Dataset extract:

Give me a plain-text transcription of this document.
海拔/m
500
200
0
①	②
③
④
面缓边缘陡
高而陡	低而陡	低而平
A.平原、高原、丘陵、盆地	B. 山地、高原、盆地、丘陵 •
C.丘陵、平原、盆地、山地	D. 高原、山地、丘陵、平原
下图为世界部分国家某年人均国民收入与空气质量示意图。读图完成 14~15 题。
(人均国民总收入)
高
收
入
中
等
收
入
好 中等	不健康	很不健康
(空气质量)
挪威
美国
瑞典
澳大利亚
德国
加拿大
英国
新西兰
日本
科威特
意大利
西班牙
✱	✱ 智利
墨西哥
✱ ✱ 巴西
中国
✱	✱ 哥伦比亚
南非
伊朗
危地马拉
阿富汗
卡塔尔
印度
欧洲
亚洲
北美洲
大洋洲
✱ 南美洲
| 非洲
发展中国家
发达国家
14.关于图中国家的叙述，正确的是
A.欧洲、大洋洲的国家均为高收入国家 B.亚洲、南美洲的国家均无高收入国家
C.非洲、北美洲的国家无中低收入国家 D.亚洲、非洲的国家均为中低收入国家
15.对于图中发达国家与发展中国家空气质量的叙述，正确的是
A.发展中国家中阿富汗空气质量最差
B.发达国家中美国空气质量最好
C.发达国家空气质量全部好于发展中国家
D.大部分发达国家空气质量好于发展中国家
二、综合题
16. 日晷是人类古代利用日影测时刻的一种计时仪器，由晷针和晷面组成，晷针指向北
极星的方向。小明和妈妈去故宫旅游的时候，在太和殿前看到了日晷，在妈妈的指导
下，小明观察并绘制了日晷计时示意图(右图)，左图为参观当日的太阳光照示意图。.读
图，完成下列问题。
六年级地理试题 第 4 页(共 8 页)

Task brief:
Reproduce every record above exactly as it appears.

Written solution:
Give me a plain-text transcription of this document.
海拔/m
500
200
0
①	②
③
④
面缓边缘陡
高而陡	低而陡	低而平
A.平原、高原、丘陵、盆地	B. 山地、高原、盆地、丘陵 •
C.丘陵、平原、盆地、山地	D. 高原、山地、丘陵、平原
下图为世界部分国家某年人均国民收入与空气质量示意图。读图完成 14~15 题。
(人均国民总收入)
高
收
入
中
等
收
入
好 中等	不健康	很不健康
(空气质量)
挪威
美国
瑞典
澳大利亚
德国
加拿大
英国
新西兰
日本
科威特
意大利
西班牙
✱	✱ 智利
墨西哥
✱ ✱ 巴西
中国
✱	✱ 哥伦比亚
南非
伊朗
危地马拉
阿富汗
卡塔尔
印度
欧洲
亚洲
北美洲
大洋洲
✱ 南美洲
| 非洲
发展中国家
发达国家
14.关于图中国家的叙述，正确的是
A.欧洲、大洋洲的国家均为高收入国家 B.亚洲、南美洲的国家均无高收入国家
C.非洲、北美洲的国家无中低收入国家 D.亚洲、非洲的国家均为中低收入国家
15.对于图中发达国家与发展中国家空气质量的叙述，正确的是
A.发展中国家中阿富汗空气质量最差
B.发达国家中美国空气质量最好
C.发达国家空气质量全部好于发展中国家
D.大部分发达国家空气质量好于发展中国家
二、综合题
16. 日晷是人类古代利用日影测时刻的一种计时仪器，由晷针和晷面组成，晷针指向北
极星的方向。小明和妈妈去故宫旅游的时候，在太和殿前看到了日晷，在妈妈的指导
下，小明观察并绘制了日晷计时示意图(右图)，左图为参观当日的太阳光照示意图。.读
图，完成下列问题。
六年级地理试题 第 4 页(共 8 页)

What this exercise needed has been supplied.